PROVIDED ENTRIES.
════

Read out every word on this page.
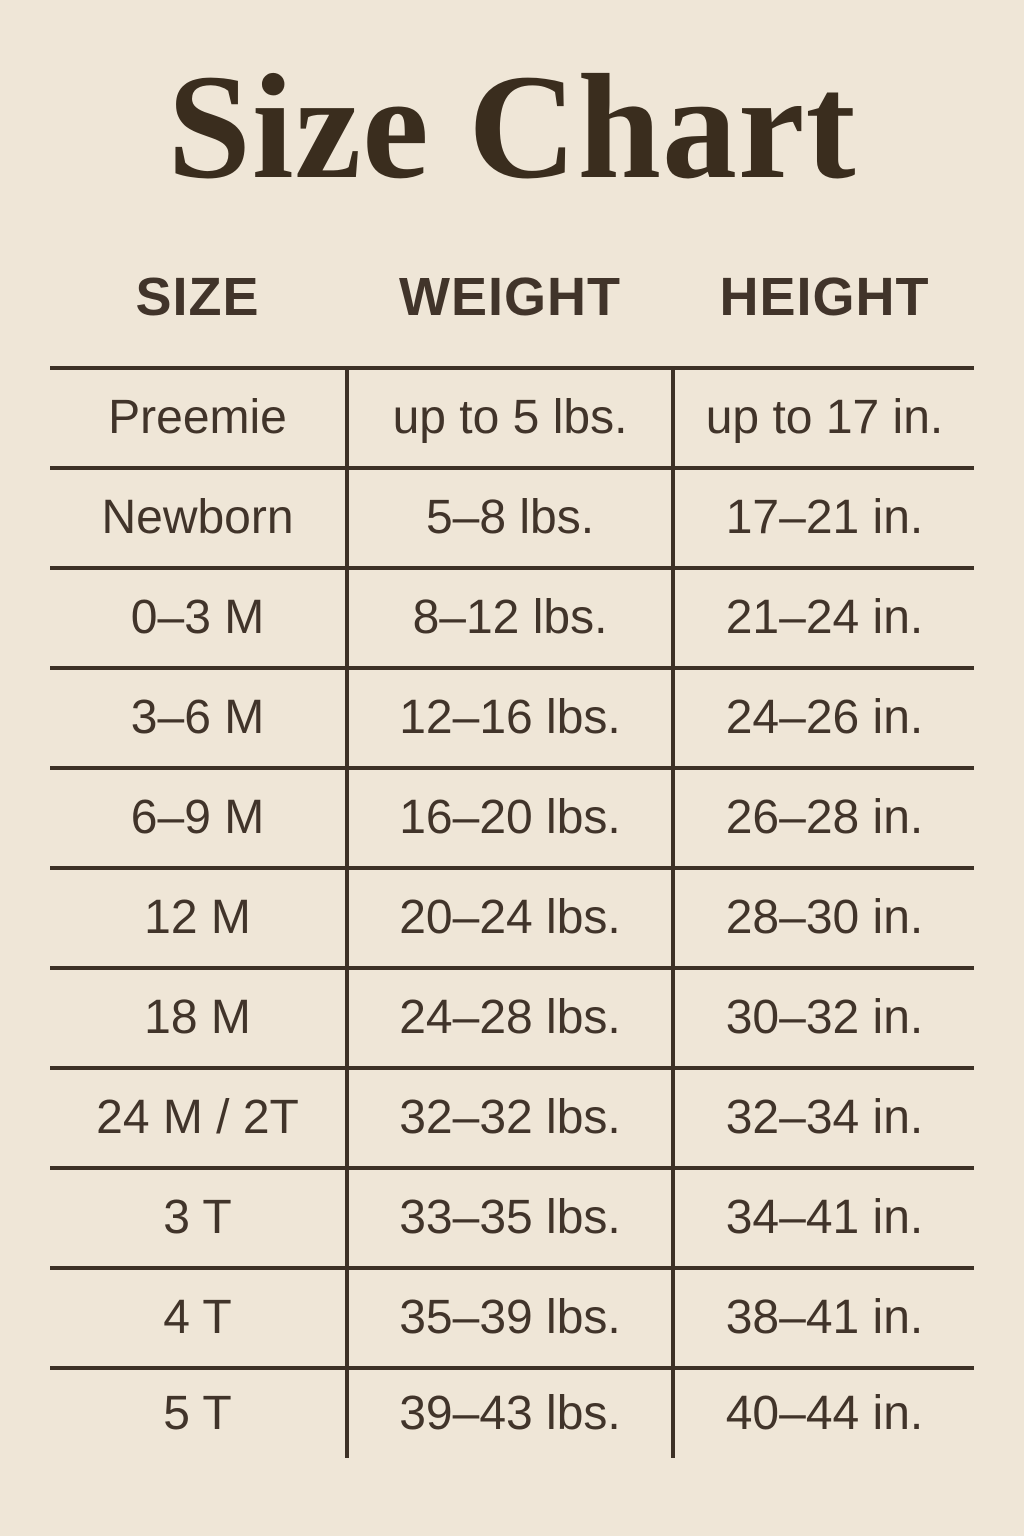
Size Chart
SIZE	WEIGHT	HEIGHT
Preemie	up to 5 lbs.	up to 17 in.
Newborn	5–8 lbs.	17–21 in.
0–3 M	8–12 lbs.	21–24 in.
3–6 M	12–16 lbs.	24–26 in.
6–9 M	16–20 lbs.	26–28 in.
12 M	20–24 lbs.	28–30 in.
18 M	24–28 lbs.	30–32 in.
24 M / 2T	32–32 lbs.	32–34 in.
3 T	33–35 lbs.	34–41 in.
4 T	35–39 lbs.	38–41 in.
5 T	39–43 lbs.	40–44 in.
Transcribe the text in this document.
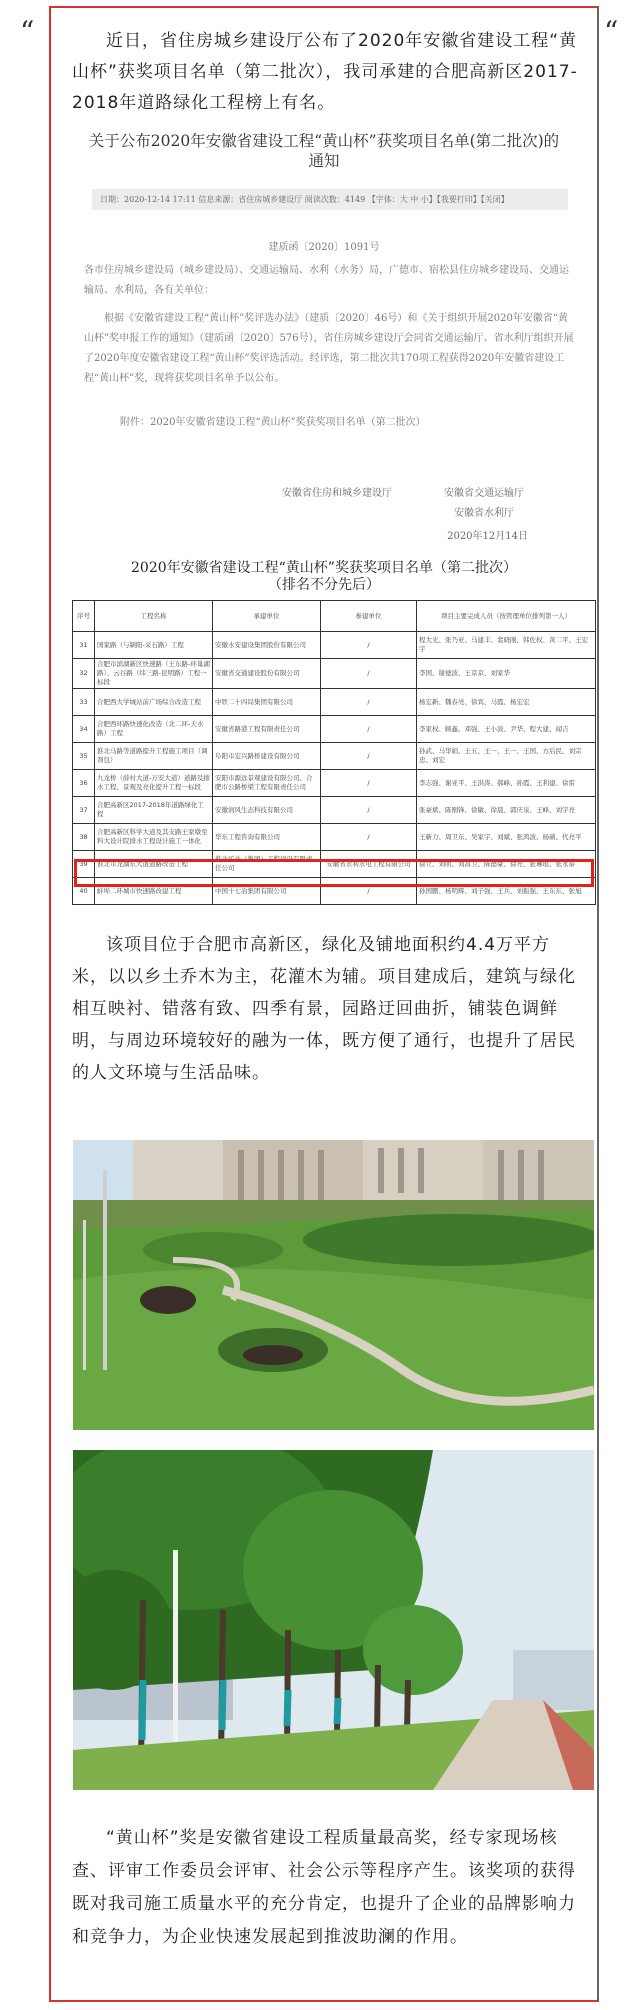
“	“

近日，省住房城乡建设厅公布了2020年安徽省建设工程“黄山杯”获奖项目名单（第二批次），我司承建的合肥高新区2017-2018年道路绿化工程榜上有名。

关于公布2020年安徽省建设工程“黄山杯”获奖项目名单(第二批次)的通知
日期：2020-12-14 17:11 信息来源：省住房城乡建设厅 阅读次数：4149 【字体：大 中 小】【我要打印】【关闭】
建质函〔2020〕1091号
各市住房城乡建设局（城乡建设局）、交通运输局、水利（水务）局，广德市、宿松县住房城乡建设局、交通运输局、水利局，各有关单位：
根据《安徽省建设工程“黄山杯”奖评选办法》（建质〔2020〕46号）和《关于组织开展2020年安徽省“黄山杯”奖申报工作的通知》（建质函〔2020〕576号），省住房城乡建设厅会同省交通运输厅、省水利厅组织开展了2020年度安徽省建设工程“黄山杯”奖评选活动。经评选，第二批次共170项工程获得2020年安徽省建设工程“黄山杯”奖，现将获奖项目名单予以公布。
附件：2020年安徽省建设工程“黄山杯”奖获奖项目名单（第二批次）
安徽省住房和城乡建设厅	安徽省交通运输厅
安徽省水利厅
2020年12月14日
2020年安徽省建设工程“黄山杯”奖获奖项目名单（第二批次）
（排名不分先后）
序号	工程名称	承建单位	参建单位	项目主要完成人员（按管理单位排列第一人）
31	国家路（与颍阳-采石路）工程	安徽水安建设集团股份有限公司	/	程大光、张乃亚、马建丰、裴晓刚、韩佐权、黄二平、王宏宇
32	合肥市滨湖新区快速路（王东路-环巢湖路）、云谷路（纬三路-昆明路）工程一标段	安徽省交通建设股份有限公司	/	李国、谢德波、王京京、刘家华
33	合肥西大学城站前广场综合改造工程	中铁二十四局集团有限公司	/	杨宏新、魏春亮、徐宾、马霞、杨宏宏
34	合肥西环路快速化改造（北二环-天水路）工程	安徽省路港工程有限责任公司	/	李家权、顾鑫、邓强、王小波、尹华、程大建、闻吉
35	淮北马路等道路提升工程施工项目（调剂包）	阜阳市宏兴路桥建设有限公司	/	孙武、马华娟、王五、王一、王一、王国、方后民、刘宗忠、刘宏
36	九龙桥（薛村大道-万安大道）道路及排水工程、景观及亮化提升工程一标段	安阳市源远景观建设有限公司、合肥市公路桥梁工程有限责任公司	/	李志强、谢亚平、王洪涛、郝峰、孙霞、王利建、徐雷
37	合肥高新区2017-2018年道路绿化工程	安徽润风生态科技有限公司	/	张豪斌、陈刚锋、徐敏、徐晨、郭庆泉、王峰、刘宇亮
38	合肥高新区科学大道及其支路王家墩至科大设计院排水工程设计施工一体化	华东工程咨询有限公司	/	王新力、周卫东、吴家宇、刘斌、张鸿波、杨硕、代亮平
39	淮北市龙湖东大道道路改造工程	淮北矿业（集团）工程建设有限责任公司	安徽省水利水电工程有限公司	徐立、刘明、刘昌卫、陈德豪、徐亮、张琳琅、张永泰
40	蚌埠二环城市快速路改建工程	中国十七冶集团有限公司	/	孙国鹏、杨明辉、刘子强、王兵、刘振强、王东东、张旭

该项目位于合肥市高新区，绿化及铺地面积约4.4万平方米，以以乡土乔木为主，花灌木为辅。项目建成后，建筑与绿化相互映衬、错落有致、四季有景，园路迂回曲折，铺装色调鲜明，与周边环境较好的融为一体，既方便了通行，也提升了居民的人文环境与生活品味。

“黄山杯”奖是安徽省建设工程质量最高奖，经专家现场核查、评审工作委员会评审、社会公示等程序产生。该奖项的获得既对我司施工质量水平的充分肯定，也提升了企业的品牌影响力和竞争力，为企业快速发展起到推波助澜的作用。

════

Search the entries for the word "this", then gather every line that has it.

COMPLETED EXERCISE.
Read out every word on this page.
Transcribe the text in this document.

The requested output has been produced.